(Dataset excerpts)
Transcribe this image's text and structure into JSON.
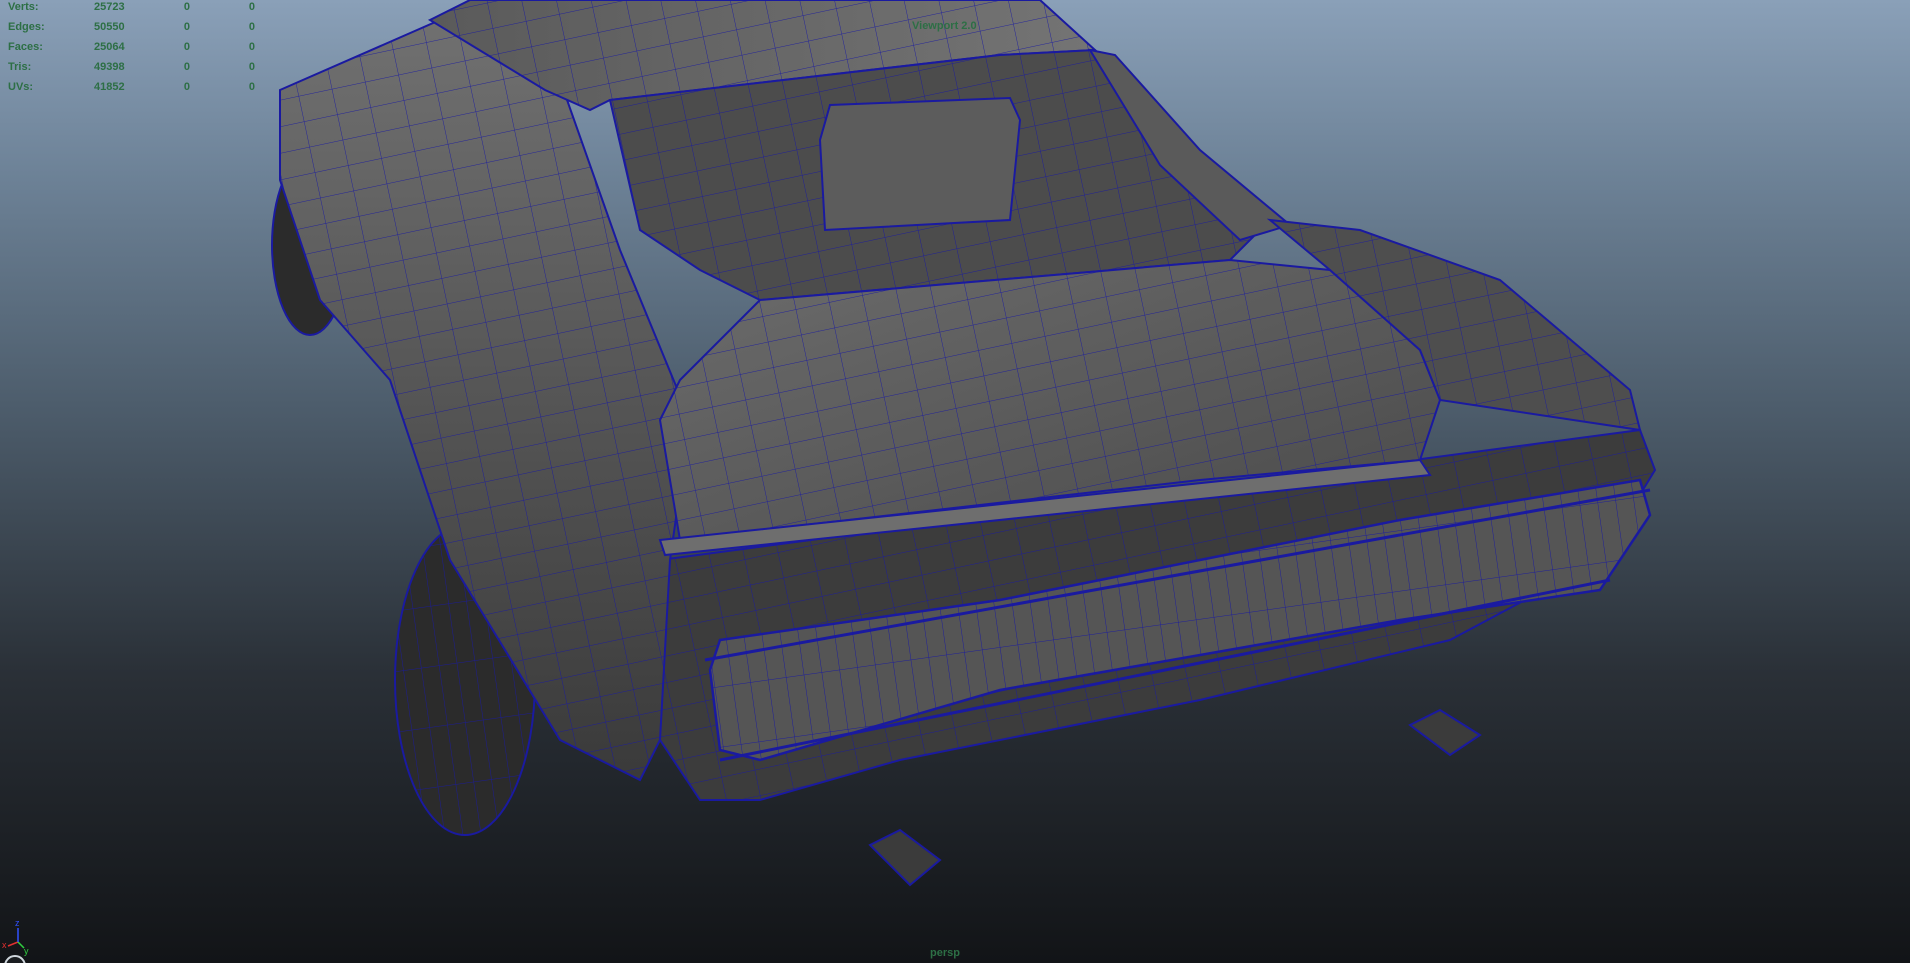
{
  "hud": {
    "rows": [
      {
        "label": "Verts:",
        "values": [
          "25723",
          "0",
          "0"
        ]
      },
      {
        "label": "Edges:",
        "values": [
          "50550",
          "0",
          "0"
        ]
      },
      {
        "label": "Faces:",
        "values": [
          "25064",
          "0",
          "0"
        ]
      },
      {
        "label": "Tris:",
        "values": [
          "49398",
          "0",
          "0"
        ]
      },
      {
        "label": "UVs:",
        "values": [
          "41852",
          "0",
          "0"
        ]
      }
    ]
  },
  "viewport": {
    "title": "Viewport 2.0",
    "camera": "persp"
  },
  "axes": {
    "x": "x",
    "y": "y",
    "z": "z"
  },
  "colors": {
    "wireframe": "#1a1aa0",
    "hud_text": "#2d6f45",
    "surface_light": "#6a6a6a",
    "surface_mid": "#545454",
    "surface_dark": "#3d3d3d"
  }
}
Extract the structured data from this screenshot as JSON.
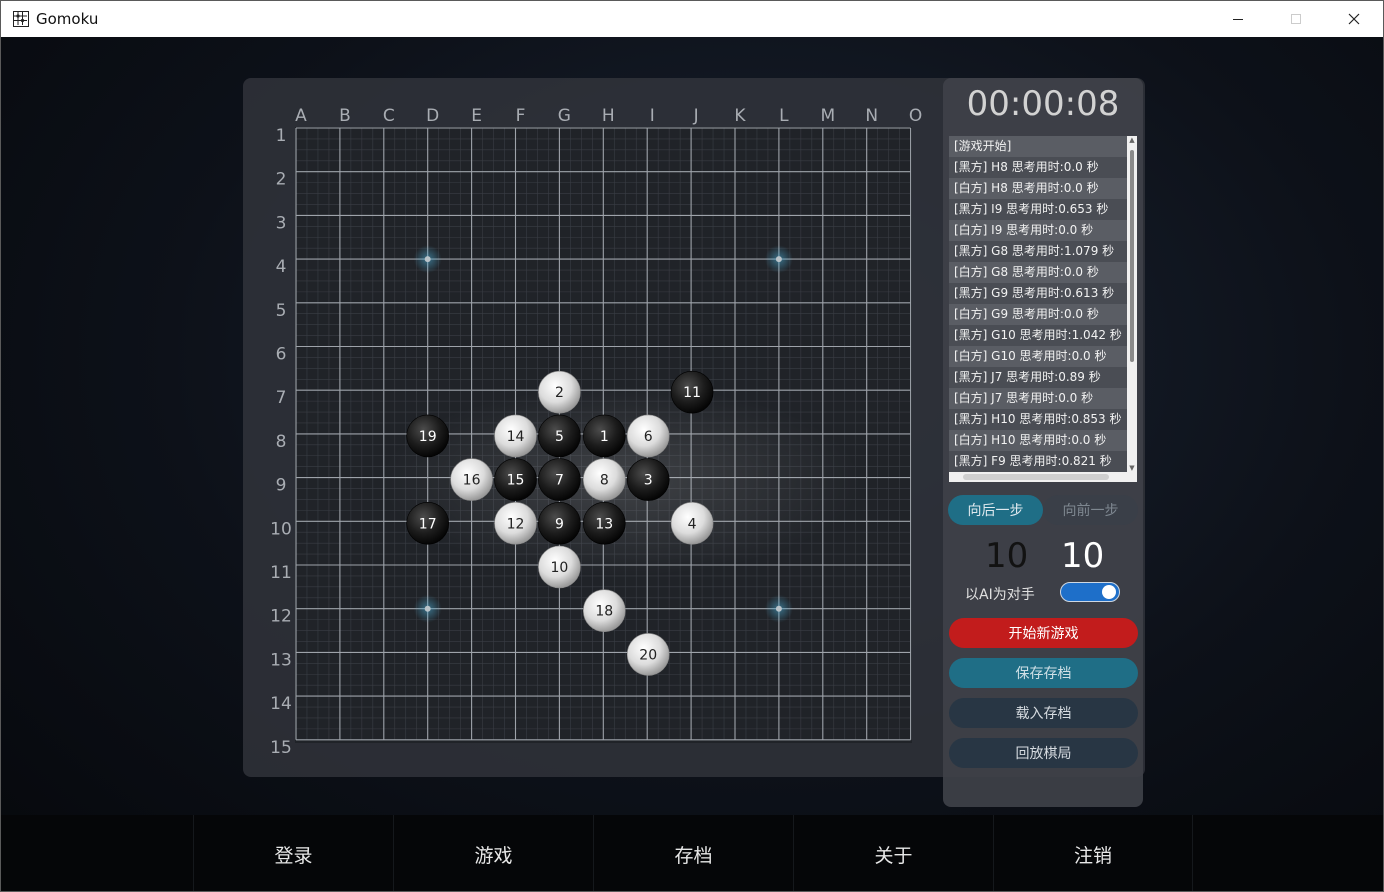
{
  "window": {
    "title": "Gomoku",
    "controls": {
      "minimize": "—",
      "maximize": "☐",
      "close": "✕"
    }
  },
  "board": {
    "columns": [
      "A",
      "B",
      "C",
      "D",
      "E",
      "F",
      "G",
      "H",
      "I",
      "J",
      "K",
      "L",
      "M",
      "N",
      "O"
    ],
    "rows": [
      "1",
      "2",
      "3",
      "4",
      "5",
      "6",
      "7",
      "8",
      "9",
      "10",
      "11",
      "12",
      "13",
      "14",
      "15"
    ],
    "star_points": [
      [
        "D",
        4
      ],
      [
        "L",
        4
      ],
      [
        "D",
        12
      ],
      [
        "L",
        12
      ]
    ],
    "stones": [
      {
        "n": 1,
        "color": "black",
        "col": "H",
        "row": 8
      },
      {
        "n": 2,
        "color": "white",
        "col": "G",
        "row": 7
      },
      {
        "n": 3,
        "color": "black",
        "col": "I",
        "row": 9
      },
      {
        "n": 4,
        "color": "white",
        "col": "J",
        "row": 10
      },
      {
        "n": 5,
        "color": "black",
        "col": "G",
        "row": 8
      },
      {
        "n": 6,
        "color": "white",
        "col": "I",
        "row": 8
      },
      {
        "n": 7,
        "color": "black",
        "col": "G",
        "row": 9
      },
      {
        "n": 8,
        "color": "white",
        "col": "H",
        "row": 9
      },
      {
        "n": 9,
        "color": "black",
        "col": "G",
        "row": 10
      },
      {
        "n": 10,
        "color": "white",
        "col": "G",
        "row": 11
      },
      {
        "n": 11,
        "color": "black",
        "col": "J",
        "row": 7
      },
      {
        "n": 12,
        "color": "white",
        "col": "F",
        "row": 10
      },
      {
        "n": 13,
        "color": "black",
        "col": "H",
        "row": 10
      },
      {
        "n": 14,
        "color": "white",
        "col": "F",
        "row": 8
      },
      {
        "n": 15,
        "color": "black",
        "col": "F",
        "row": 9
      },
      {
        "n": 16,
        "color": "white",
        "col": "E",
        "row": 9
      },
      {
        "n": 17,
        "color": "black",
        "col": "D",
        "row": 10
      },
      {
        "n": 18,
        "color": "white",
        "col": "H",
        "row": 12
      },
      {
        "n": 19,
        "color": "black",
        "col": "D",
        "row": 8
      },
      {
        "n": 20,
        "color": "white",
        "col": "I",
        "row": 13
      }
    ]
  },
  "side": {
    "timer": "00:00:08",
    "moves": [
      "[游戏开始]",
      "[黑方] H8  思考用时:0.0 秒",
      "[白方] H8  思考用时:0.0 秒",
      "[黑方] I9  思考用时:0.653 秒",
      "[白方] I9  思考用时:0.0 秒",
      "[黑方] G8  思考用时:1.079 秒",
      "[白方] G8  思考用时:0.0 秒",
      "[黑方] G9  思考用时:0.613 秒",
      "[白方] G9  思考用时:0.0 秒",
      "[黑方] G10  思考用时:1.042 秒",
      "[白方] G10  思考用时:0.0 秒",
      "[黑方] J7  思考用时:0.89 秒",
      "[白方] J7  思考用时:0.0 秒",
      "[黑方] H10  思考用时:0.853 秒",
      "[白方] H10  思考用时:0.0 秒",
      "[黑方] F9  思考用时:0.821 秒"
    ],
    "back_label": "向后一步",
    "forward_label": "向前一步",
    "score_black": "10",
    "score_white": "10",
    "ai_label": "以AI为对手",
    "ai_enabled": true,
    "new_game_label": "开始新游戏",
    "save_label": "保存存档",
    "load_label": "载入存档",
    "replay_label": "回放棋局"
  },
  "nav": {
    "login": "登录",
    "game": "游戏",
    "archive": "存档",
    "about": "关于",
    "logout": "注销"
  },
  "colors": {
    "accent_teal": "#1f6e86",
    "danger_red": "#c21c1c",
    "toggle_blue": "#1e6fc9"
  }
}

• EXERCISE DETAILS
Without the images, write out each line of the data verbatim.

• RESULT OF THIS EXERCISE
Transcribe this image's text and structure into JSON.
{
  "hud": {
    "rows": [
      {
        "label": "Verts:",
        "values": [
          "25723",
          "0",
          "0"
        ]
      },
      {
        "label": "Edges:",
        "values": [
          "50550",
          "0",
          "0"
        ]
      },
      {
        "label": "Faces:",
        "values": [
          "25064",
          "0",
          "0"
        ]
      },
      {
        "label": "Tris:",
        "values": [
          "49398",
          "0",
          "0"
        ]
      },
      {
        "label": "UVs:",
        "values": [
          "41852",
          "0",
          "0"
        ]
      }
    ]
  },
  "viewport": {
    "title": "Viewport 2.0",
    "camera": "persp"
  },
  "axes": {
    "x": "x",
    "y": "y",
    "z": "z"
  },
  "colors": {
    "wireframe": "#1a1aa0",
    "hud_text": "#2d6f45",
    "surface_light": "#6a6a6a",
    "surface_mid": "#545454",
    "surface_dark": "#3d3d3d"
  }
}
Extract the structured data from this screenshot as JSON.
{
  "window": {
    "title": "Gomoku",
    "controls": {
      "minimize": "—",
      "maximize": "☐",
      "close": "✕"
    }
  },
  "board": {
    "columns": [
      "A",
      "B",
      "C",
      "D",
      "E",
      "F",
      "G",
      "H",
      "I",
      "J",
      "K",
      "L",
      "M",
      "N",
      "O"
    ],
    "rows": [
      "1",
      "2",
      "3",
      "4",
      "5",
      "6",
      "7",
      "8",
      "9",
      "10",
      "11",
      "12",
      "13",
      "14",
      "15"
    ],
    "star_points": [
      [
        "D",
        4
      ],
      [
        "L",
        4
      ],
      [
        "D",
        12
      ],
      [
        "L",
        12
      ]
    ],
    "stones": [
      {
        "n": 1,
        "color": "black",
        "col": "H",
        "row": 8
      },
      {
        "n": 2,
        "color": "white",
        "col": "G",
        "row": 7
      },
      {
        "n": 3,
        "color": "black",
        "col": "I",
        "row": 9
      },
      {
        "n": 4,
        "color": "white",
        "col": "J",
        "row": 10
      },
      {
        "n": 5,
        "color": "black",
        "col": "G",
        "row": 8
      },
      {
        "n": 6,
        "color": "white",
        "col": "I",
        "row": 8
      },
      {
        "n": 7,
        "color": "black",
        "col": "G",
        "row": 9
      },
      {
        "n": 8,
        "color": "white",
        "col": "H",
        "row": 9
      },
      {
        "n": 9,
        "color": "black",
        "col": "G",
        "row": 10
      },
      {
        "n": 10,
        "color": "white",
        "col": "G",
        "row": 11
      },
      {
        "n": 11,
        "color": "black",
        "col": "J",
        "row": 7
      },
      {
        "n": 12,
        "color": "white",
        "col": "F",
        "row": 10
      },
      {
        "n": 13,
        "color": "black",
        "col": "H",
        "row": 10
      },
      {
        "n": 14,
        "color": "white",
        "col": "F",
        "row": 8
      },
      {
        "n": 15,
        "color": "black",
        "col": "F",
        "row": 9
      },
      {
        "n": 16,
        "color": "white",
        "col": "E",
        "row": 9
      },
      {
        "n": 17,
        "color": "black",
        "col": "D",
        "row": 10
      },
      {
        "n": 18,
        "color": "white",
        "col": "H",
        "row": 12
      },
      {
        "n": 19,
        "color": "black",
        "col": "D",
        "row": 8
      },
      {
        "n": 20,
        "color": "white",
        "col": "I",
        "row": 13
      }
    ]
  },
  "side": {
    "timer": "00:00:08",
    "moves": [
      "[游戏开始]",
      "[黑方] H8  思考用时:0.0 秒",
      "[白方] H8  思考用时:0.0 秒",
      "[黑方] I9  思考用时:0.653 秒",
      "[白方] I9  思考用时:0.0 秒",
      "[黑方] G8  思考用时:1.079 秒",
      "[白方] G8  思考用时:0.0 秒",
      "[黑方] G9  思考用时:0.613 秒",
      "[白方] G9  思考用时:0.0 秒",
      "[黑方] G10  思考用时:1.042 秒",
      "[白方] G10  思考用时:0.0 秒",
      "[黑方] J7  思考用时:0.89 秒",
      "[白方] J7  思考用时:0.0 秒",
      "[黑方] H10  思考用时:0.853 秒",
      "[白方] H10  思考用时:0.0 秒",
      "[黑方] F9  思考用时:0.821 秒"
    ],
    "back_label": "向后一步",
    "forward_label": "向前一步",
    "score_black": "10",
    "score_white": "10",
    "ai_label": "以AI为对手",
    "ai_enabled": true,
    "new_game_label": "开始新游戏",
    "save_label": "保存存档",
    "load_label": "载入存档",
    "replay_label": "回放棋局"
  },
  "nav": {
    "login": "登录",
    "game": "游戏",
    "archive": "存档",
    "about": "关于",
    "logout": "注销"
  },
  "colors": {
    "accent_teal": "#1f6e86",
    "danger_red": "#c21c1c",
    "toggle_blue": "#1e6fc9"
  }
}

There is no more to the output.